Provided text:
=====

Lightning crackles across the Andean sky in great bursts. Sometimes it crashes into the ground and shakes all around. If you want drama, it will be there anytime lightning comes, or even just when the tumble of thunder rolls the horizon or breaks brutally, leaving your ears ringing.

In the City of Cuzco lightning is important, not just because of the climate, but also for religious reasons. It is, perhaps, the sky’s equivalent of hot peppers, that burst of sting that makes food good. In dishes such as Cuzco’s traditional chiriuchu, the main festive food, red and yellow ají (rocoto hot peppers) are carefully placed in strips, like those of lightning in the sky or around the tops of mountains.

Rocoto and other ingredients for chiriuchu.
Rocoto and Other Ingredients for Chiriuchu.

Lightning was called Illapa, a strange word at whose root is the word illa, or burst of light, shine, glow, luminescence.

In fact this word could be related to numinous, or the sacred. It is that which transforms, not unlike how the presence of hot pepper transforms ingredients into an uchu, or hot dish. Sure heat is involved in the cooking, but the name uchu means hot pepper giving it the power of the transformation.

In Aymara, according to the classic dictionary of Ludovico Bertonio, illa meant something stored, or treasured, for the provisioning of your home, such as food and clothing, or gold and silver.

The inca´s tears, salt.
The Inca’s Tears, Salt.

Interestingly, one of the Ayar brothers, the mythical founders of the Inca nation according to many chroniclers, returned underground when his brothers walled off the opening into which he entered. Named Ayar Cachi (cachi means salt in Quechua), people today say his tears come from the earth as a salty water that evaporates into the famous maras salt of the Cuzco region.

The next brother, Ayar Uchu, whose name means hot pepper as you can tell, flew up into the heavens as a condor and then turned into stone on a mountain top where he had a temple and was worshiped. This association with movement from mountain top to sky relates him, and hence hot peppers, to lightning.

The condor of San Sebastian.
The Condor of San Sebastian.

According to the chroniclers, Cuzco held several temples specifically to lightning and thunder, such as the one where the Church of San Blas is today. That neighborhood of artisans and bohemian life took San Blas as its patron, a replacement for Illapa.

San Blas is Saint Blaise in English. He was one of the most important saints of the late middle ages, shortly before the Spanish came to Peru. He was known as the saint of wild things and of healing. His imagery consists of crossed candles, burning strips of light, as well as a cave with wild animals. This latter, particularly, relates to cacheing of goods in wombs or caves, such as the one the Ayar sisters and brothers came from. As a result San Blas ties nicely into the Ayar siblings myth and into the story of Pachacuteq the Inca whose body is still said to have been found in caves above San Blas.

The Church of San Blas.
The Church of San Blas.

The temple of San Blas was on a set of holy terraces which speaks again to the relationship between lightning and the provision of food.

Another common image for lightning is the snake found carved on many walls of Inca Cuzco, and today represented in the carvings and recreation of Inca beliefs and popular devotion engaged with tourism. The snake is part of the Andean trilogy which includes in addition to the snake, the condor and puma.

Lightning not only makes the sky shine with explosions, like those of the fireworks that burst open in feasts and snap on the ground as thunder, it is also deeply embedded in the life of contemporary Cuzco, in places like San Blas, in the Andean trilogy, and, most importantly, in the food people eat.

=====

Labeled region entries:
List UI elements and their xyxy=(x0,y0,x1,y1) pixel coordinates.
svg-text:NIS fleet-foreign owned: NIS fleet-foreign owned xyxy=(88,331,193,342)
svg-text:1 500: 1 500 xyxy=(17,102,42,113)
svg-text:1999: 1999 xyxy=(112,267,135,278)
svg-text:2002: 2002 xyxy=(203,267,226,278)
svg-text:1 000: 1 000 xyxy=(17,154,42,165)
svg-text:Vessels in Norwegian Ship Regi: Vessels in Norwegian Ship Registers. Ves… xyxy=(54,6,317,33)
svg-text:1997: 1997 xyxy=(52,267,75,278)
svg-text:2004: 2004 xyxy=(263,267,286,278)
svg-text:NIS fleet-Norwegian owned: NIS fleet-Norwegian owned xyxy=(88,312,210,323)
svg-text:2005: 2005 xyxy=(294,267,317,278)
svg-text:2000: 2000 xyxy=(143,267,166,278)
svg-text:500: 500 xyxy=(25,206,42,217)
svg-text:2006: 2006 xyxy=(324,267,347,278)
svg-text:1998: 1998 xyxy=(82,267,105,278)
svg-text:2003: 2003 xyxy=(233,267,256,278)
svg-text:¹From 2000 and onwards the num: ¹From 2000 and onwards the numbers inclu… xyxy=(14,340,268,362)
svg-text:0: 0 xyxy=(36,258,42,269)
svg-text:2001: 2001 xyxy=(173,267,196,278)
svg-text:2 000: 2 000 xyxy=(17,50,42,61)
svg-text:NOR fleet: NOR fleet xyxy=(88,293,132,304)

=====

Task requirements:
(1) Summarize the text on lightning in Cuzco in two sentences.
(2) Return the lines of the listing verbatim, everything from the start of the listing down to the line containing "svg-text:1997: 1997 xyxy=(52,267,75,278)", including both ends.

Answers to the exercise:
(1) In Cuzco, lightning, called Illapa, matters for religious as well as climatic reasons, and its strips are echoed in the red and yellow rocoto peppers placed in chiriuchu, the city's main festive dish. The text links lightning to Ayar Uchu, the Ayar brother whose name means hot pepper, to the former lightning temple where the Church of San Blas now stands, and to the snake of the Andean trilogy, concluding that lightning is deeply embedded in contemporary Cuzco life, most importantly in the food people eat.

(2)
List UI elements and their xyxy=(x0,y0,x1,y1) pixel coordinates.
svg-text:NIS fleet-foreign owned: NIS fleet-foreign owned xyxy=(88,331,193,342)
svg-text:1 500: 1 500 xyxy=(17,102,42,113)
svg-text:1999: 1999 xyxy=(112,267,135,278)
svg-text:2002: 2002 xyxy=(203,267,226,278)
svg-text:1 000: 1 000 xyxy=(17,154,42,165)
svg-text:Vessels in Norwegian Ship Regi: Vessels in Norwegian Ship Registers. Ves… xyxy=(54,6,317,33)
svg-text:1997: 1997 xyxy=(52,267,75,278)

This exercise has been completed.